__What is required__
Print all the records exactly, please.

__Supplied information__
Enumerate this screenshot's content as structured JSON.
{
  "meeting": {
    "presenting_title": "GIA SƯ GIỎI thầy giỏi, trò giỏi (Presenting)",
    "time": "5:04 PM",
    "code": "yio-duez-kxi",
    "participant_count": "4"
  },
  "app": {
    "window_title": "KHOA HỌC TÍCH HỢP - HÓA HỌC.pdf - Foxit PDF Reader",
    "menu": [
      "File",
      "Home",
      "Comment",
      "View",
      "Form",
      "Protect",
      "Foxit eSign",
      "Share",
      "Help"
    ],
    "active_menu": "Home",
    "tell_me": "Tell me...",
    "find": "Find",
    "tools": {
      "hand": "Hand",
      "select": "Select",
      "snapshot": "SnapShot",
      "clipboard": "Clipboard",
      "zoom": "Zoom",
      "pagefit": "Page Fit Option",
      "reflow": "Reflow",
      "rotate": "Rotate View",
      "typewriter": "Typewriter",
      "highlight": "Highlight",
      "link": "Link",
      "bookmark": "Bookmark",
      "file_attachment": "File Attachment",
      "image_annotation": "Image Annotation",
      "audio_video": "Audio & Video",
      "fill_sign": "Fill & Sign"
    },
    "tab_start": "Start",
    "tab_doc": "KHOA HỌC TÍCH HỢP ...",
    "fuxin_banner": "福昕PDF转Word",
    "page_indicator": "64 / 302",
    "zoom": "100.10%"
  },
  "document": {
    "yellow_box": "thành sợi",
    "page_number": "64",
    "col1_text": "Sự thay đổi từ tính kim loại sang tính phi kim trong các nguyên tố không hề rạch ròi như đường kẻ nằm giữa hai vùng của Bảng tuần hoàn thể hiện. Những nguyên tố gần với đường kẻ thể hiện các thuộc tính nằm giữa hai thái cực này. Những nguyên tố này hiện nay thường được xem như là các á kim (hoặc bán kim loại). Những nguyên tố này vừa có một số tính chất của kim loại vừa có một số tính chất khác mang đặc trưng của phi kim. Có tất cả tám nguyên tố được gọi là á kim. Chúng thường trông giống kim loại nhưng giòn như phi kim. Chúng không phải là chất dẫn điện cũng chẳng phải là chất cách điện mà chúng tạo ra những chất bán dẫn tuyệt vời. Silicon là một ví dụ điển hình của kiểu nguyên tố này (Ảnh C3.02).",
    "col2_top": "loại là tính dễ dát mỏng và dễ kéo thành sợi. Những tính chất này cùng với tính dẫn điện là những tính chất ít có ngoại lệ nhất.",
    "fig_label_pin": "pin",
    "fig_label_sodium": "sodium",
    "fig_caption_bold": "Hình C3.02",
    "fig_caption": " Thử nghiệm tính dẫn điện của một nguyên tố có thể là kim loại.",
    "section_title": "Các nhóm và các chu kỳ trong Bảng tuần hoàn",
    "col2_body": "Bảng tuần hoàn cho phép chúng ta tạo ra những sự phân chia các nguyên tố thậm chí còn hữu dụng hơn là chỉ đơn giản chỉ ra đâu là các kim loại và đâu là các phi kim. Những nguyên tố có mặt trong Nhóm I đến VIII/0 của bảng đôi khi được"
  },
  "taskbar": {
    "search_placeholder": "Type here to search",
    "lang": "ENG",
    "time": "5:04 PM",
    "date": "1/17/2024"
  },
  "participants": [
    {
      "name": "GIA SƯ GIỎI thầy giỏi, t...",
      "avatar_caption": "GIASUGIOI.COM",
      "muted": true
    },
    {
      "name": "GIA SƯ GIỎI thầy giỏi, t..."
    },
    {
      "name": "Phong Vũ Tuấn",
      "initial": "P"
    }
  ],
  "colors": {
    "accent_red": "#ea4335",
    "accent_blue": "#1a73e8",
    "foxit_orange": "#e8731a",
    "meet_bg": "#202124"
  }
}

__Task output__
Enumerate this screenshot's content as structured JSON.
{
  "meeting": {
    "presenting_title": "GIA SƯ GIỎI thầy giỏi, trò giỏi (Presenting)",
    "time": "5:04 PM",
    "code": "yio-duez-kxi",
    "participant_count": "4"
  },
  "app": {
    "window_title": "KHOA HỌC TÍCH HỢP - HÓA HỌC.pdf - Foxit PDF Reader",
    "menu": [
      "File",
      "Home",
      "Comment",
      "View",
      "Form",
      "Protect",
      "Foxit eSign",
      "Share",
      "Help"
    ],
    "active_menu": "Home",
    "tell_me": "Tell me...",
    "find": "Find",
    "tools": {
      "hand": "Hand",
      "select": "Select",
      "snapshot": "SnapShot",
      "clipboard": "Clipboard",
      "zoom": "Zoom",
      "pagefit": "Page Fit Option",
      "reflow": "Reflow",
      "rotate": "Rotate View",
      "typewriter": "Typewriter",
      "highlight": "Highlight",
      "link": "Link",
      "bookmark": "Bookmark",
      "file_attachment": "File Attachment",
      "image_annotation": "Image Annotation",
      "audio_video": "Audio & Video",
      "fill_sign": "Fill & Sign"
    },
    "tab_start": "Start",
    "tab_doc": "KHOA HỌC TÍCH HỢP ...",
    "fuxin_banner": "福昕PDF转Word",
    "page_indicator": "64 / 302",
    "zoom": "100.10%"
  },
  "document": {
    "yellow_box": "thành sợi",
    "page_number": "64",
    "col1_text": "Sự thay đổi từ tính kim loại sang tính phi kim trong các nguyên tố không hề rạch ròi như đường kẻ nằm giữa hai vùng của Bảng tuần hoàn thể hiện. Những nguyên tố gần với đường kẻ thể hiện các thuộc tính nằm giữa hai thái cực này. Những nguyên tố này hiện nay thường được xem như là các á kim (hoặc bán kim loại). Những nguyên tố này vừa có một số tính chất của kim loại vừa có một số tính chất khác mang đặc trưng của phi kim. Có tất cả tám nguyên tố được gọi là á kim. Chúng thường trông giống kim loại nhưng giòn như phi kim. Chúng không phải là chất dẫn điện cũng chẳng phải là chất cách điện mà chúng tạo ra những chất bán dẫn tuyệt vời. Silicon là một ví dụ điển hình của kiểu nguyên tố này (Ảnh C3.02).",
    "col2_top": "loại là tính dễ dát mỏng và dễ kéo thành sợi. Những tính chất này cùng với tính dẫn điện là những tính chất ít có ngoại lệ nhất.",
    "fig_label_pin": "pin",
    "fig_label_sodium": "sodium",
    "fig_caption_bold": "Hình C3.02",
    "fig_caption": " Thử nghiệm tính dẫn điện của một nguyên tố có thể là kim loại.",
    "section_title": "Các nhóm và các chu kỳ trong Bảng tuần hoàn",
    "col2_body": "Bảng tuần hoàn cho phép chúng ta tạo ra những sự phân chia các nguyên tố thậm chí còn hữu dụng hơn là chỉ đơn giản chỉ ra đâu là các kim loại và đâu là các phi kim. Những nguyên tố có mặt trong Nhóm I đến VIII/0 của bảng đôi khi được"
  },
  "taskbar": {
    "search_placeholder": "Type here to search",
    "lang": "ENG",
    "time": "5:04 PM",
    "date": "1/17/2024"
  },
  "participants": [
    {
      "name": "GIA SƯ GIỎI thầy giỏi, t...",
      "avatar_caption": "GIASUGIOI.COM",
      "muted": true
    },
    {
      "name": "GIA SƯ GIỎI thầy giỏi, t..."
    },
    {
      "name": "Phong Vũ Tuấn",
      "initial": "P"
    }
  ],
  "colors": {
    "accent_red": "#ea4335",
    "accent_blue": "#1a73e8",
    "foxit_orange": "#e8731a",
    "meet_bg": "#202124"
  }
}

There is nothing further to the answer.